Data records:

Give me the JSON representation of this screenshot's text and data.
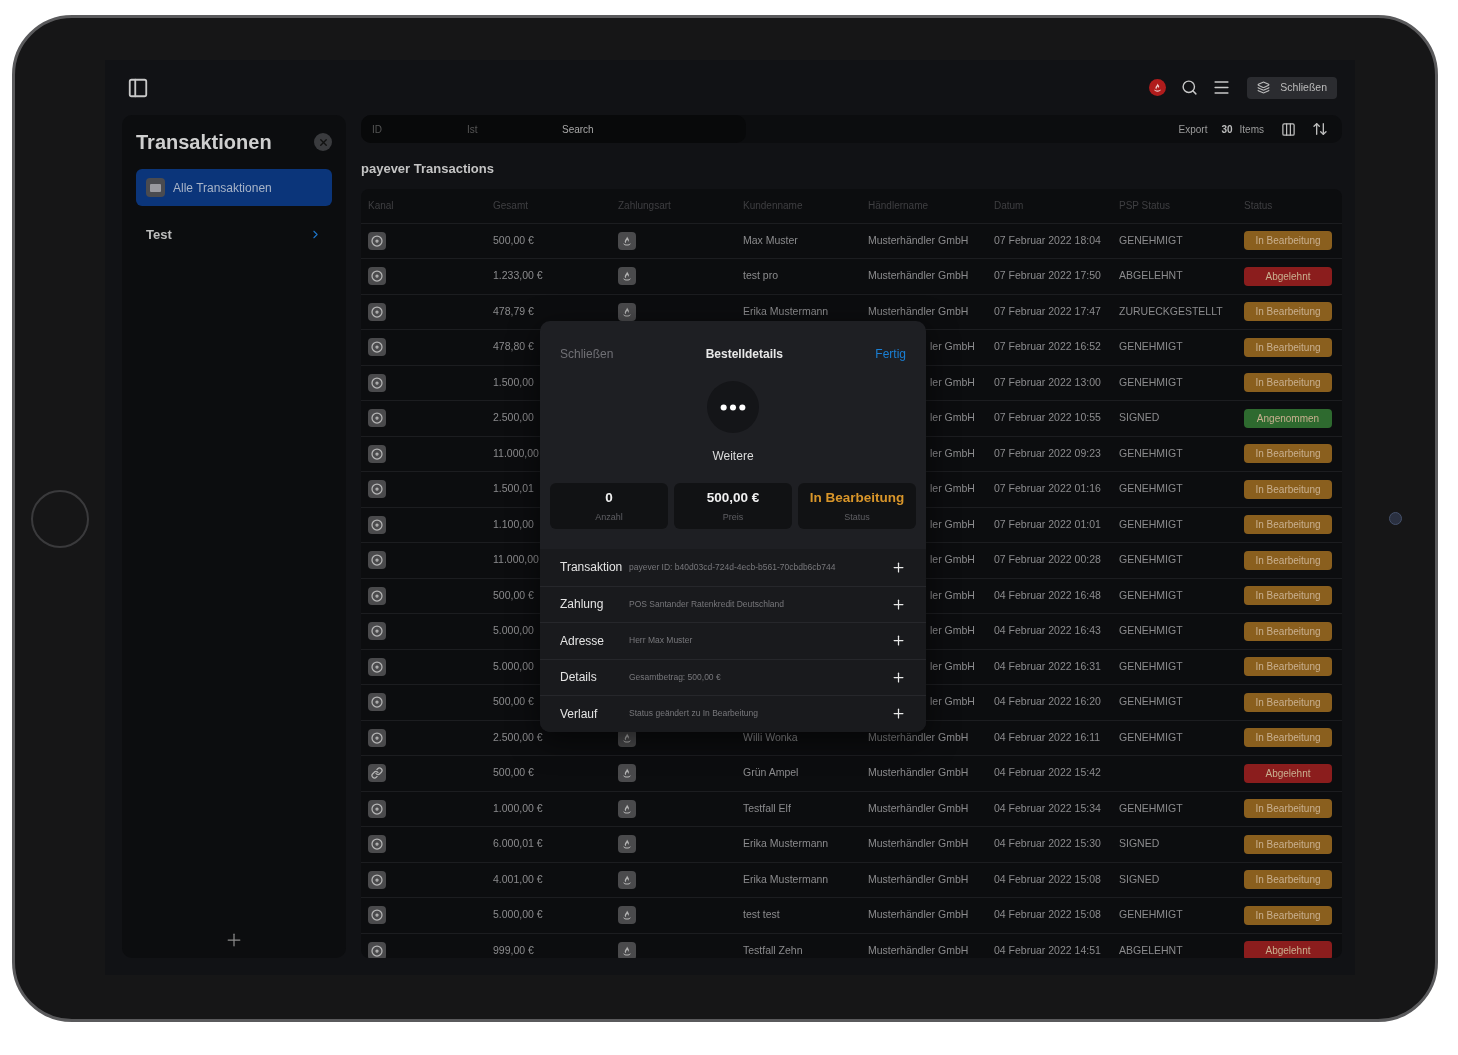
{
  "topbar": {
    "button": "Schließen"
  },
  "sidebar": {
    "title": "Transaktionen",
    "items": [
      {
        "label": "Alle Transaktionen",
        "selected": true
      },
      {
        "label": "Test",
        "selected": false
      }
    ]
  },
  "toolbar": {
    "filters": [
      "ID",
      "Ist"
    ],
    "search": {
      "placeholder": "Search"
    },
    "export": "Export",
    "count": "30",
    "count_label": "Items"
  },
  "heading": "payever Transactions",
  "table": {
    "columns": [
      "Kanal",
      "Gesamt",
      "Zahlungsart",
      "Kundenname",
      "Händlername",
      "Datum",
      "PSP Status",
      "Status"
    ],
    "rows": [
      {
        "kind": "pos",
        "total": "500,00 €",
        "customer": "Max Muster",
        "merchant": "Musterhändler GmbH",
        "date": "07 Februar 2022 18:04",
        "psp": "GENEHMIGT",
        "status": {
          "label": "In Bearbeitung",
          "color": "#8a5f1e"
        }
      },
      {
        "kind": "pos",
        "total": "1.233,00 €",
        "customer": "test pro",
        "merchant": "Musterhändler GmbH",
        "date": "07 Februar 2022 17:50",
        "psp": "ABGELEHNT",
        "status": {
          "label": "Abgelehnt",
          "color": "#8b1d1d"
        }
      },
      {
        "kind": "pos",
        "total": "478,79 €",
        "customer": "Erika Mustermann",
        "merchant": "Musterhändler GmbH",
        "date": "07 Februar 2022 17:47",
        "psp": "ZURUECKGESTELLT",
        "status": {
          "label": "In Bearbeitung",
          "color": "#8a5f1e"
        }
      },
      {
        "kind": "pos",
        "total": "478,80 €",
        "merchant": "ler GmbH",
        "date": "07 Februar 2022 16:52",
        "psp": "GENEHMIGT",
        "status": {
          "label": "In Bearbeitung",
          "color": "#8a5f1e"
        }
      },
      {
        "kind": "pos",
        "total": "1.500,00",
        "merchant": "ler GmbH",
        "date": "07 Februar 2022 13:00",
        "psp": "GENEHMIGT",
        "status": {
          "label": "In Bearbeitung",
          "color": "#8a5f1e"
        }
      },
      {
        "kind": "pos",
        "total": "2.500,00",
        "merchant": "ler GmbH",
        "date": "07 Februar 2022 10:55",
        "psp": "SIGNED",
        "status": {
          "label": "Angenommen",
          "color": "#2e6a2f"
        }
      },
      {
        "kind": "pos",
        "total": "11.000,00",
        "merchant": "ler GmbH",
        "date": "07 Februar 2022 09:23",
        "psp": "GENEHMIGT",
        "status": {
          "label": "In Bearbeitung",
          "color": "#8a5f1e"
        }
      },
      {
        "kind": "pos",
        "total": "1.500,01",
        "merchant": "ler GmbH",
        "date": "07 Februar 2022 01:16",
        "psp": "GENEHMIGT",
        "status": {
          "label": "In Bearbeitung",
          "color": "#8a5f1e"
        }
      },
      {
        "kind": "pos",
        "total": "1.100,00",
        "merchant": "ler GmbH",
        "date": "07 Februar 2022 01:01",
        "psp": "GENEHMIGT",
        "status": {
          "label": "In Bearbeitung",
          "color": "#8a5f1e"
        }
      },
      {
        "kind": "pos",
        "total": "11.000,00",
        "merchant": "ler GmbH",
        "date": "07 Februar 2022 00:28",
        "psp": "GENEHMIGT",
        "status": {
          "label": "In Bearbeitung",
          "color": "#8a5f1e"
        }
      },
      {
        "kind": "pos",
        "total": "500,00 €",
        "merchant": "ler GmbH",
        "date": "04 Februar 2022 16:48",
        "psp": "GENEHMIGT",
        "status": {
          "label": "In Bearbeitung",
          "color": "#8a5f1e"
        }
      },
      {
        "kind": "pos",
        "total": "5.000,00",
        "merchant": "ler GmbH",
        "date": "04 Februar 2022 16:43",
        "psp": "GENEHMIGT",
        "status": {
          "label": "In Bearbeitung",
          "color": "#8a5f1e"
        }
      },
      {
        "kind": "pos",
        "total": "5.000,00",
        "merchant": "ler GmbH",
        "date": "04 Februar 2022 16:31",
        "psp": "GENEHMIGT",
        "status": {
          "label": "In Bearbeitung",
          "color": "#8a5f1e"
        }
      },
      {
        "kind": "pos",
        "total": "500,00 €",
        "merchant": "ler GmbH",
        "date": "04 Februar 2022 16:20",
        "psp": "GENEHMIGT",
        "status": {
          "label": "In Bearbeitung",
          "color": "#8a5f1e"
        }
      },
      {
        "kind": "pos",
        "total": "2.500,00 €",
        "customer": "Willi Wonka",
        "merchant": "Musterhändler GmbH",
        "date": "04 Februar 2022 16:11",
        "psp": "GENEHMIGT",
        "status": {
          "label": "In Bearbeitung",
          "color": "#8a5f1e"
        }
      },
      {
        "kind": "link",
        "total": "500,00 €",
        "customer": "Grün Ampel",
        "merchant": "Musterhändler GmbH",
        "date": "04 Februar 2022 15:42",
        "status": {
          "label": "Abgelehnt",
          "color": "#8b1d1d"
        }
      },
      {
        "kind": "pos",
        "total": "1.000,00 €",
        "customer": "Testfall Elf",
        "merchant": "Musterhändler GmbH",
        "date": "04 Februar 2022 15:34",
        "psp": "GENEHMIGT",
        "status": {
          "label": "In Bearbeitung",
          "color": "#8a5f1e"
        }
      },
      {
        "kind": "pos",
        "total": "6.000,01 €",
        "customer": "Erika Mustermann",
        "merchant": "Musterhändler GmbH",
        "date": "04 Februar 2022 15:30",
        "psp": "SIGNED",
        "status": {
          "label": "In Bearbeitung",
          "color": "#8a5f1e"
        }
      },
      {
        "kind": "pos",
        "total": "4.001,00 €",
        "customer": "Erika Mustermann",
        "merchant": "Musterhändler GmbH",
        "date": "04 Februar 2022 15:08",
        "psp": "SIGNED",
        "status": {
          "label": "In Bearbeitung",
          "color": "#8a5f1e"
        }
      },
      {
        "kind": "pos",
        "total": "5.000,00 €",
        "customer": "test test",
        "merchant": "Musterhändler GmbH",
        "date": "04 Februar 2022 15:08",
        "psp": "GENEHMIGT",
        "status": {
          "label": "In Bearbeitung",
          "color": "#8a5f1e"
        }
      },
      {
        "kind": "pos",
        "total": "999,00 €",
        "customer": "Testfall Zehn",
        "merchant": "Musterhändler GmbH",
        "date": "04 Februar 2022 14:51",
        "psp": "ABGELEHNT",
        "status": {
          "label": "Abgelehnt",
          "color": "#8b1d1d"
        }
      }
    ]
  },
  "modal": {
    "close": "Schließen",
    "title": "Bestelldetails",
    "done": "Fertig",
    "more": "Weitere",
    "stats": [
      {
        "value": "0",
        "label": "Anzahl",
        "kind": "plain"
      },
      {
        "value": "500,00 €",
        "label": "Preis",
        "kind": "plain"
      },
      {
        "value": "In Bearbeitung",
        "label": "Status",
        "kind": "status"
      }
    ],
    "sections": [
      {
        "label": "Transaktion",
        "value": "payever ID: b40d03cd-724d-4ecb-b561-70cbdb6cb744",
        "expanded": false
      },
      {
        "label": "Zahlung",
        "value": "POS Santander Ratenkredit Deutschland",
        "expanded": false
      },
      {
        "label": "Adresse",
        "value": "Herr Max Muster",
        "expanded": false
      },
      {
        "label": "Details",
        "value": "Gesamtbetrag: 500,00 €",
        "expanded": false
      },
      {
        "label": "Verlauf",
        "value": "Status geändert zu In Bearbeitung",
        "expanded": false
      }
    ]
  }
}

ABOUT THIS EXERCISE:
Exact reproduction of the entries above is what's needed; images stay out.

ANSWER FOR THE TASK:
Give me the JSON representation of this screenshot's text and data.
{
  "topbar": {
    "button": "Schließen"
  },
  "sidebar": {
    "title": "Transaktionen",
    "items": [
      {
        "label": "Alle Transaktionen",
        "selected": true
      },
      {
        "label": "Test",
        "selected": false
      }
    ]
  },
  "toolbar": {
    "filters": [
      "ID",
      "Ist"
    ],
    "search": {
      "placeholder": "Search"
    },
    "export": "Export",
    "count": "30",
    "count_label": "Items"
  },
  "heading": "payever Transactions",
  "table": {
    "columns": [
      "Kanal",
      "Gesamt",
      "Zahlungsart",
      "Kundenname",
      "Händlername",
      "Datum",
      "PSP Status",
      "Status"
    ],
    "rows": [
      {
        "kind": "pos",
        "total": "500,00 €",
        "customer": "Max Muster",
        "merchant": "Musterhändler GmbH",
        "date": "07 Februar 2022 18:04",
        "psp": "GENEHMIGT",
        "status": {
          "label": "In Bearbeitung",
          "color": "#8a5f1e"
        }
      },
      {
        "kind": "pos",
        "total": "1.233,00 €",
        "customer": "test pro",
        "merchant": "Musterhändler GmbH",
        "date": "07 Februar 2022 17:50",
        "psp": "ABGELEHNT",
        "status": {
          "label": "Abgelehnt",
          "color": "#8b1d1d"
        }
      },
      {
        "kind": "pos",
        "total": "478,79 €",
        "customer": "Erika Mustermann",
        "merchant": "Musterhändler GmbH",
        "date": "07 Februar 2022 17:47",
        "psp": "ZURUECKGESTELLT",
        "status": {
          "label": "In Bearbeitung",
          "color": "#8a5f1e"
        }
      },
      {
        "kind": "pos",
        "total": "478,80 €",
        "merchant": "ler GmbH",
        "date": "07 Februar 2022 16:52",
        "psp": "GENEHMIGT",
        "status": {
          "label": "In Bearbeitung",
          "color": "#8a5f1e"
        }
      },
      {
        "kind": "pos",
        "total": "1.500,00",
        "merchant": "ler GmbH",
        "date": "07 Februar 2022 13:00",
        "psp": "GENEHMIGT",
        "status": {
          "label": "In Bearbeitung",
          "color": "#8a5f1e"
        }
      },
      {
        "kind": "pos",
        "total": "2.500,00",
        "merchant": "ler GmbH",
        "date": "07 Februar 2022 10:55",
        "psp": "SIGNED",
        "status": {
          "label": "Angenommen",
          "color": "#2e6a2f"
        }
      },
      {
        "kind": "pos",
        "total": "11.000,00",
        "merchant": "ler GmbH",
        "date": "07 Februar 2022 09:23",
        "psp": "GENEHMIGT",
        "status": {
          "label": "In Bearbeitung",
          "color": "#8a5f1e"
        }
      },
      {
        "kind": "pos",
        "total": "1.500,01",
        "merchant": "ler GmbH",
        "date": "07 Februar 2022 01:16",
        "psp": "GENEHMIGT",
        "status": {
          "label": "In Bearbeitung",
          "color": "#8a5f1e"
        }
      },
      {
        "kind": "pos",
        "total": "1.100,00",
        "merchant": "ler GmbH",
        "date": "07 Februar 2022 01:01",
        "psp": "GENEHMIGT",
        "status": {
          "label": "In Bearbeitung",
          "color": "#8a5f1e"
        }
      },
      {
        "kind": "pos",
        "total": "11.000,00",
        "merchant": "ler GmbH",
        "date": "07 Februar 2022 00:28",
        "psp": "GENEHMIGT",
        "status": {
          "label": "In Bearbeitung",
          "color": "#8a5f1e"
        }
      },
      {
        "kind": "pos",
        "total": "500,00 €",
        "merchant": "ler GmbH",
        "date": "04 Februar 2022 16:48",
        "psp": "GENEHMIGT",
        "status": {
          "label": "In Bearbeitung",
          "color": "#8a5f1e"
        }
      },
      {
        "kind": "pos",
        "total": "5.000,00",
        "merchant": "ler GmbH",
        "date": "04 Februar 2022 16:43",
        "psp": "GENEHMIGT",
        "status": {
          "label": "In Bearbeitung",
          "color": "#8a5f1e"
        }
      },
      {
        "kind": "pos",
        "total": "5.000,00",
        "merchant": "ler GmbH",
        "date": "04 Februar 2022 16:31",
        "psp": "GENEHMIGT",
        "status": {
          "label": "In Bearbeitung",
          "color": "#8a5f1e"
        }
      },
      {
        "kind": "pos",
        "total": "500,00 €",
        "merchant": "ler GmbH",
        "date": "04 Februar 2022 16:20",
        "psp": "GENEHMIGT",
        "status": {
          "label": "In Bearbeitung",
          "color": "#8a5f1e"
        }
      },
      {
        "kind": "pos",
        "total": "2.500,00 €",
        "customer": "Willi Wonka",
        "merchant": "Musterhändler GmbH",
        "date": "04 Februar 2022 16:11",
        "psp": "GENEHMIGT",
        "status": {
          "label": "In Bearbeitung",
          "color": "#8a5f1e"
        }
      },
      {
        "kind": "link",
        "total": "500,00 €",
        "customer": "Grün Ampel",
        "merchant": "Musterhändler GmbH",
        "date": "04 Februar 2022 15:42",
        "status": {
          "label": "Abgelehnt",
          "color": "#8b1d1d"
        }
      },
      {
        "kind": "pos",
        "total": "1.000,00 €",
        "customer": "Testfall Elf",
        "merchant": "Musterhändler GmbH",
        "date": "04 Februar 2022 15:34",
        "psp": "GENEHMIGT",
        "status": {
          "label": "In Bearbeitung",
          "color": "#8a5f1e"
        }
      },
      {
        "kind": "pos",
        "total": "6.000,01 €",
        "customer": "Erika Mustermann",
        "merchant": "Musterhändler GmbH",
        "date": "04 Februar 2022 15:30",
        "psp": "SIGNED",
        "status": {
          "label": "In Bearbeitung",
          "color": "#8a5f1e"
        }
      },
      {
        "kind": "pos",
        "total": "4.001,00 €",
        "customer": "Erika Mustermann",
        "merchant": "Musterhändler GmbH",
        "date": "04 Februar 2022 15:08",
        "psp": "SIGNED",
        "status": {
          "label": "In Bearbeitung",
          "color": "#8a5f1e"
        }
      },
      {
        "kind": "pos",
        "total": "5.000,00 €",
        "customer": "test test",
        "merchant": "Musterhändler GmbH",
        "date": "04 Februar 2022 15:08",
        "psp": "GENEHMIGT",
        "status": {
          "label": "In Bearbeitung",
          "color": "#8a5f1e"
        }
      },
      {
        "kind": "pos",
        "total": "999,00 €",
        "customer": "Testfall Zehn",
        "merchant": "Musterhändler GmbH",
        "date": "04 Februar 2022 14:51",
        "psp": "ABGELEHNT",
        "status": {
          "label": "Abgelehnt",
          "color": "#8b1d1d"
        }
      }
    ]
  },
  "modal": {
    "close": "Schließen",
    "title": "Bestelldetails",
    "done": "Fertig",
    "more": "Weitere",
    "stats": [
      {
        "value": "0",
        "label": "Anzahl",
        "kind": "plain"
      },
      {
        "value": "500,00 €",
        "label": "Preis",
        "kind": "plain"
      },
      {
        "value": "In Bearbeitung",
        "label": "Status",
        "kind": "status"
      }
    ],
    "sections": [
      {
        "label": "Transaktion",
        "value": "payever ID: b40d03cd-724d-4ecb-b561-70cbdb6cb744",
        "expanded": false
      },
      {
        "label": "Zahlung",
        "value": "POS Santander Ratenkredit Deutschland",
        "expanded": false
      },
      {
        "label": "Adresse",
        "value": "Herr Max Muster",
        "expanded": false
      },
      {
        "label": "Details",
        "value": "Gesamtbetrag: 500,00 €",
        "expanded": false
      },
      {
        "label": "Verlauf",
        "value": "Status geändert zu In Bearbeitung",
        "expanded": false
      }
    ]
  }
}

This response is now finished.